Data tied to figure images
▼▼▼

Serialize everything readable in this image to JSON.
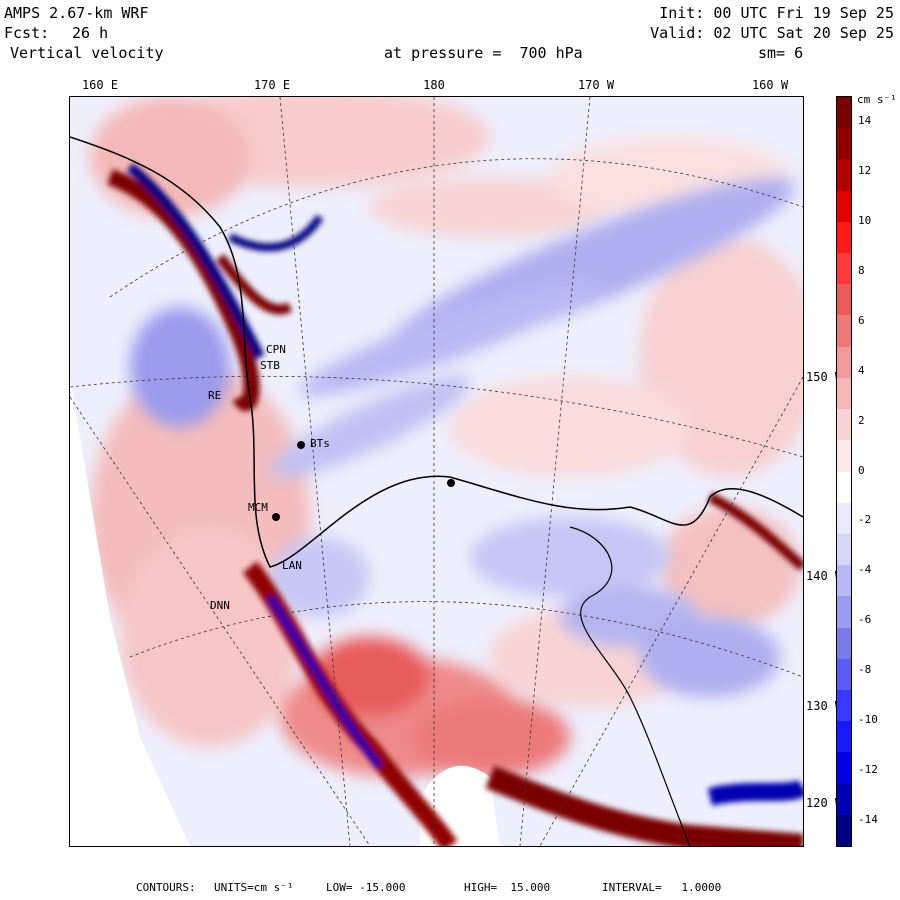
{
  "header": {
    "model": "AMPS 2.67-km WRF",
    "init": "Init: 00 UTC Fri 19 Sep 25",
    "fcst_label": "Fcst:",
    "fcst_value": "26 h",
    "valid": "Valid: 02 UTC Sat 20 Sep 25",
    "field": "Vertical velocity",
    "pressure": "at pressure =  700 hPa",
    "smoothing": "sm= 6"
  },
  "longitude_labels": [
    "160 E",
    "170 E",
    "180",
    "170 W",
    "160 W"
  ],
  "latitude_labels": [
    "150 W",
    "140 W",
    "130 W",
    "120 W"
  ],
  "colorbar": {
    "unit": "cm s⁻¹",
    "tick_labels": [
      "14",
      "12",
      "10",
      "8",
      "6",
      "4",
      "2",
      "0",
      "-2",
      "-4",
      "-6",
      "-8",
      "-10",
      "-12",
      "-14"
    ],
    "range": [
      -15,
      15
    ],
    "colors": [
      "#00007f",
      "#0000b0",
      "#0000e0",
      "#1a1aff",
      "#3a3aff",
      "#5c5cf5",
      "#7a7ae8",
      "#9a9aee",
      "#b8b8f4",
      "#d6d6f8",
      "#eaeafc",
      "#ffffff",
      "#fdeaea",
      "#f8d4d4",
      "#f4b8b8",
      "#f09a9a",
      "#ec7a7a",
      "#e85c5c",
      "#ff3a3a",
      "#ff1a1a",
      "#e00000",
      "#b00000",
      "#900000",
      "#7a0000"
    ]
  },
  "stations": [
    {
      "name": "CPN"
    },
    {
      "name": "STB"
    },
    {
      "name": "RE"
    },
    {
      "name": "BTs"
    },
    {
      "name": "MCM"
    },
    {
      "name": "LAN"
    },
    {
      "name": "DNN"
    }
  ],
  "footer": {
    "contours_label": "CONTOURS:",
    "units": "UNITS=cm s⁻¹",
    "low": "LOW= -15.000",
    "high": "HIGH=  15.000",
    "interval": "INTERVAL=   1.0000"
  }
}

▲▲▲

Set exercise – Print all entries exactly. The images do not belong in the copy.

Response –
Serialize everything readable in this image to JSON.
{
  "header": {
    "model": "AMPS 2.67-km WRF",
    "init": "Init: 00 UTC Fri 19 Sep 25",
    "fcst_label": "Fcst:",
    "fcst_value": "26 h",
    "valid": "Valid: 02 UTC Sat 20 Sep 25",
    "field": "Vertical velocity",
    "pressure": "at pressure =  700 hPa",
    "smoothing": "sm= 6"
  },
  "longitude_labels": [
    "160 E",
    "170 E",
    "180",
    "170 W",
    "160 W"
  ],
  "latitude_labels": [
    "150 W",
    "140 W",
    "130 W",
    "120 W"
  ],
  "colorbar": {
    "unit": "cm s⁻¹",
    "tick_labels": [
      "14",
      "12",
      "10",
      "8",
      "6",
      "4",
      "2",
      "0",
      "-2",
      "-4",
      "-6",
      "-8",
      "-10",
      "-12",
      "-14"
    ],
    "range": [
      -15,
      15
    ],
    "colors": [
      "#00007f",
      "#0000b0",
      "#0000e0",
      "#1a1aff",
      "#3a3aff",
      "#5c5cf5",
      "#7a7ae8",
      "#9a9aee",
      "#b8b8f4",
      "#d6d6f8",
      "#eaeafc",
      "#ffffff",
      "#fdeaea",
      "#f8d4d4",
      "#f4b8b8",
      "#f09a9a",
      "#ec7a7a",
      "#e85c5c",
      "#ff3a3a",
      "#ff1a1a",
      "#e00000",
      "#b00000",
      "#900000",
      "#7a0000"
    ]
  },
  "stations": [
    {
      "name": "CPN"
    },
    {
      "name": "STB"
    },
    {
      "name": "RE"
    },
    {
      "name": "BTs"
    },
    {
      "name": "MCM"
    },
    {
      "name": "LAN"
    },
    {
      "name": "DNN"
    }
  ],
  "footer": {
    "contours_label": "CONTOURS:",
    "units": "UNITS=cm s⁻¹",
    "low": "LOW= -15.000",
    "high": "HIGH=  15.000",
    "interval": "INTERVAL=   1.0000"
  }
}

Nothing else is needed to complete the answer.